• WHAT THE TASK REQUIRES
Rewrite the lines from the one containing "optimal-marker bbox=[352, 757, 390, 773]" through the end of the records, inclusive, changing "plot-area" to "chart-area" and leaving everything else as it is.

• DATA TO PROCESS
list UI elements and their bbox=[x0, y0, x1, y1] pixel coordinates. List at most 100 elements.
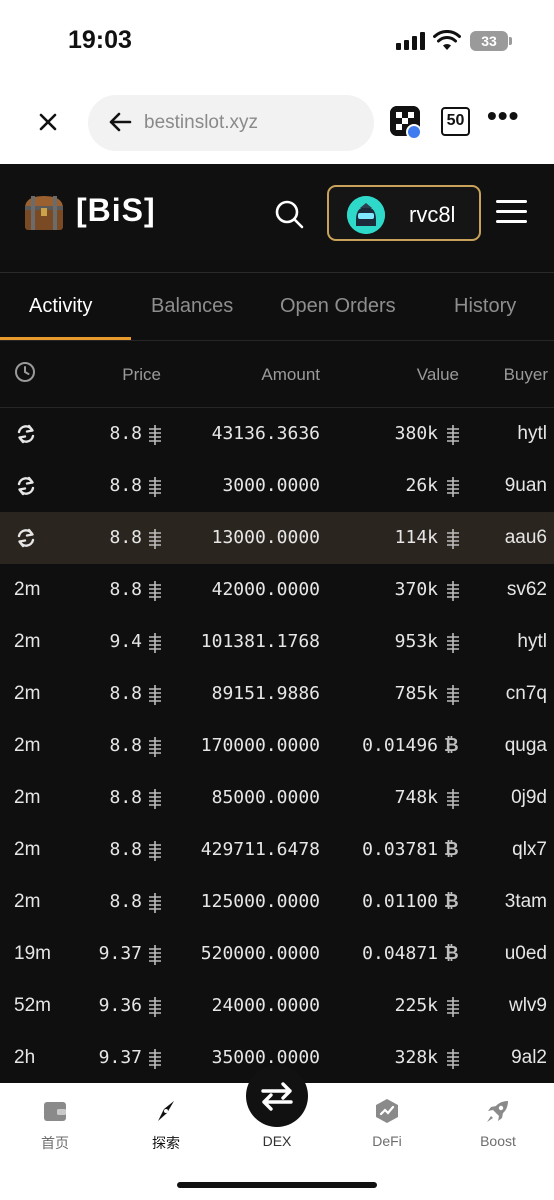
row-time: 2m bbox=[14, 787, 41, 808]
row-time: 19m bbox=[14, 943, 51, 964]
row-price: 8.8 bbox=[109, 579, 142, 600]
fractal-icon bbox=[148, 425, 162, 445]
nav-boost[interactable]: Boost bbox=[453, 1097, 543, 1149]
tab-open-orders[interactable]: Open Orders bbox=[280, 295, 396, 318]
table-row[interactable]: 2m 8.8 85000.0000 748k 0j9d bbox=[0, 772, 554, 824]
row-value: 0.01100 bbox=[362, 891, 438, 912]
row-buyer[interactable]: aau6 bbox=[505, 527, 547, 549]
tab-bar: Activity Balances Open Orders History bbox=[0, 273, 554, 339]
site-logo-text[interactable]: [BiS] bbox=[76, 192, 156, 229]
search-icon[interactable] bbox=[273, 198, 305, 230]
nav-defi[interactable]: DeFi bbox=[342, 1097, 432, 1149]
battery-cap bbox=[509, 37, 512, 45]
row-value: 0.03781 bbox=[362, 839, 438, 860]
row-value: 225k bbox=[394, 995, 438, 1016]
header-price[interactable]: Price bbox=[122, 365, 161, 385]
row-value: 370k bbox=[394, 579, 438, 600]
row-buyer[interactable]: qlx7 bbox=[512, 839, 547, 861]
bitcoin-icon: ₿ bbox=[444, 943, 459, 963]
dex-button[interactable] bbox=[246, 1065, 308, 1127]
row-amount: 520000.0000 bbox=[200, 943, 320, 964]
hamburger-menu-icon[interactable] bbox=[496, 200, 527, 224]
header-buyer[interactable]: Buyer bbox=[504, 365, 548, 385]
header-amount[interactable]: Amount bbox=[261, 365, 320, 385]
tab-count-button[interactable]: 50 bbox=[441, 107, 470, 136]
table-row[interactable]: 2m 9.4 101381.1768 953k hytl bbox=[0, 616, 554, 668]
table-row[interactable]: 2m 8.8 125000.0000 0.01100 ₿ 3tam bbox=[0, 876, 554, 928]
row-value: 380k bbox=[394, 423, 438, 444]
nav-label[interactable]: DEX bbox=[246, 1133, 308, 1149]
row-buyer[interactable]: 9uan bbox=[505, 475, 547, 497]
fractal-icon bbox=[148, 1049, 162, 1069]
row-buyer[interactable]: quga bbox=[505, 735, 547, 757]
row-value: 114k bbox=[394, 527, 438, 548]
fractal-icon bbox=[148, 997, 162, 1017]
row-amount: 429711.6478 bbox=[200, 839, 320, 860]
nav-label: Boost bbox=[480, 1133, 516, 1149]
row-value: 328k bbox=[394, 1047, 438, 1068]
rocket-icon bbox=[487, 1101, 508, 1122]
row-amount: 3000.0000 bbox=[222, 475, 320, 496]
browser-bar: bestinslot.xyz 50 ••• bbox=[0, 82, 554, 164]
row-time: 2m bbox=[14, 839, 41, 860]
row-buyer[interactable]: cn7q bbox=[506, 683, 547, 705]
clock-icon[interactable] bbox=[14, 361, 36, 383]
row-amount: 85000.0000 bbox=[211, 787, 320, 808]
row-amount: 13000.0000 bbox=[211, 527, 320, 548]
tab-activity[interactable]: Activity bbox=[29, 295, 92, 318]
row-price: 8.8 bbox=[109, 735, 142, 756]
row-buyer[interactable]: u0ed bbox=[505, 943, 547, 965]
user-account-button[interactable]: rvc8l bbox=[327, 185, 481, 241]
chest-logo-icon bbox=[25, 196, 63, 230]
tab-history[interactable]: History bbox=[454, 295, 516, 318]
fractal-icon bbox=[148, 529, 162, 549]
row-value: 748k bbox=[394, 787, 438, 808]
row-buyer[interactable]: 0j9d bbox=[511, 787, 547, 809]
row-price: 8.8 bbox=[109, 475, 142, 496]
fractal-icon bbox=[148, 685, 162, 705]
fractal-icon bbox=[148, 789, 162, 809]
wallet-icon bbox=[44, 1102, 66, 1121]
row-time: 2m bbox=[14, 579, 41, 600]
row-time: 2m bbox=[14, 891, 41, 912]
close-icon[interactable] bbox=[34, 108, 62, 136]
table-row[interactable]: 8.8 43136.3636 380k hytl bbox=[0, 408, 554, 460]
table-row[interactable]: 8.8 3000.0000 26k 9uan bbox=[0, 460, 554, 512]
row-amount: 24000.0000 bbox=[211, 995, 320, 1016]
more-icon[interactable]: ••• bbox=[487, 100, 519, 132]
table-header: Price Amount Value Buyer bbox=[0, 341, 554, 407]
swap-icon bbox=[261, 1082, 293, 1111]
row-buyer[interactable]: wlv9 bbox=[509, 995, 547, 1017]
row-value: 0.04871 bbox=[362, 943, 438, 964]
signal-icon bbox=[396, 32, 425, 50]
nav-explore[interactable]: 探索 bbox=[121, 1097, 211, 1153]
table-row[interactable]: 8.8 13000.0000 114k aau6 bbox=[0, 512, 554, 564]
row-buyer[interactable]: hytl bbox=[517, 423, 547, 445]
header-value[interactable]: Value bbox=[417, 365, 459, 385]
row-price: 8.8 bbox=[109, 891, 142, 912]
row-value: 26k bbox=[405, 475, 438, 496]
row-time: 2m bbox=[14, 631, 41, 652]
table-row[interactable]: 19m 9.37 520000.0000 0.04871 ₿ u0ed bbox=[0, 928, 554, 980]
fractal-icon bbox=[148, 945, 162, 965]
status-bar: 19:03 33 bbox=[0, 0, 554, 82]
fractal-icon bbox=[446, 425, 460, 445]
nav-home[interactable]: 首页 bbox=[10, 1097, 100, 1153]
row-buyer[interactable]: sv62 bbox=[507, 579, 547, 601]
back-arrow-icon[interactable] bbox=[108, 111, 132, 133]
row-amount: 89151.9886 bbox=[211, 683, 320, 704]
table-row[interactable]: 52m 9.36 24000.0000 225k wlv9 bbox=[0, 980, 554, 1032]
row-price: 8.8 bbox=[109, 683, 142, 704]
row-buyer[interactable]: 9al2 bbox=[511, 1047, 547, 1069]
address-bar[interactable]: bestinslot.xyz bbox=[88, 95, 374, 151]
activity-table: 8.8 43136.3636 380k hytl 8.8 3000.0000 26k 9uan… bbox=[0, 408, 554, 1084]
table-row[interactable]: 2m 8.8 429711.6478 0.03781 ₿ qlx7 bbox=[0, 824, 554, 876]
row-buyer[interactable]: 3tam bbox=[505, 891, 547, 913]
row-buyer[interactable]: hytl bbox=[517, 631, 547, 653]
tab-balances[interactable]: Balances bbox=[151, 295, 233, 318]
table-row[interactable]: 2m 8.8 89151.9886 785k cn7q bbox=[0, 668, 554, 720]
url-text[interactable]: bestinslot.xyz bbox=[144, 112, 258, 134]
battery-icon: 33 bbox=[470, 31, 508, 51]
table-row[interactable]: 2m 8.8 42000.0000 370k sv62 bbox=[0, 564, 554, 616]
table-row[interactable]: 2m 8.8 170000.0000 0.01496 ₿ quga bbox=[0, 720, 554, 772]
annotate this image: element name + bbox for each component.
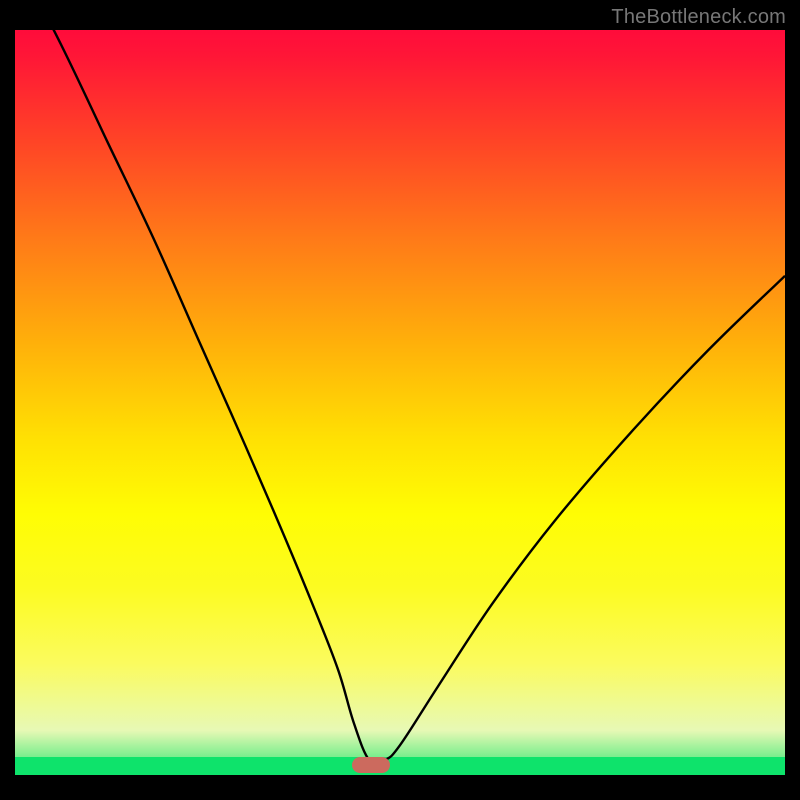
optimal-marker bbox=[352, 757, 390, 773]
watermark-text: TheBottleneck.com bbox=[611, 6, 786, 29]
bottleneck-curve bbox=[15, 30, 785, 775]
plot-area bbox=[15, 30, 785, 775]
chart-stage: TheBottleneck.com bbox=[0, 0, 800, 800]
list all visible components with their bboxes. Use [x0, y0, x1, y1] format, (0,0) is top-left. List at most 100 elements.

• RESPONSE
optimal-marker bbox=[352, 757, 390, 773]
watermark-text: TheBottleneck.com bbox=[611, 6, 786, 29]
bottleneck-curve bbox=[15, 30, 785, 775]
chart-area bbox=[15, 30, 785, 775]
chart-stage: TheBottleneck.com bbox=[0, 0, 800, 800]
list all visible components with their bboxes. Use [x0, y0, x1, y1] format, (0,0) is top-left. List at most 100 elements.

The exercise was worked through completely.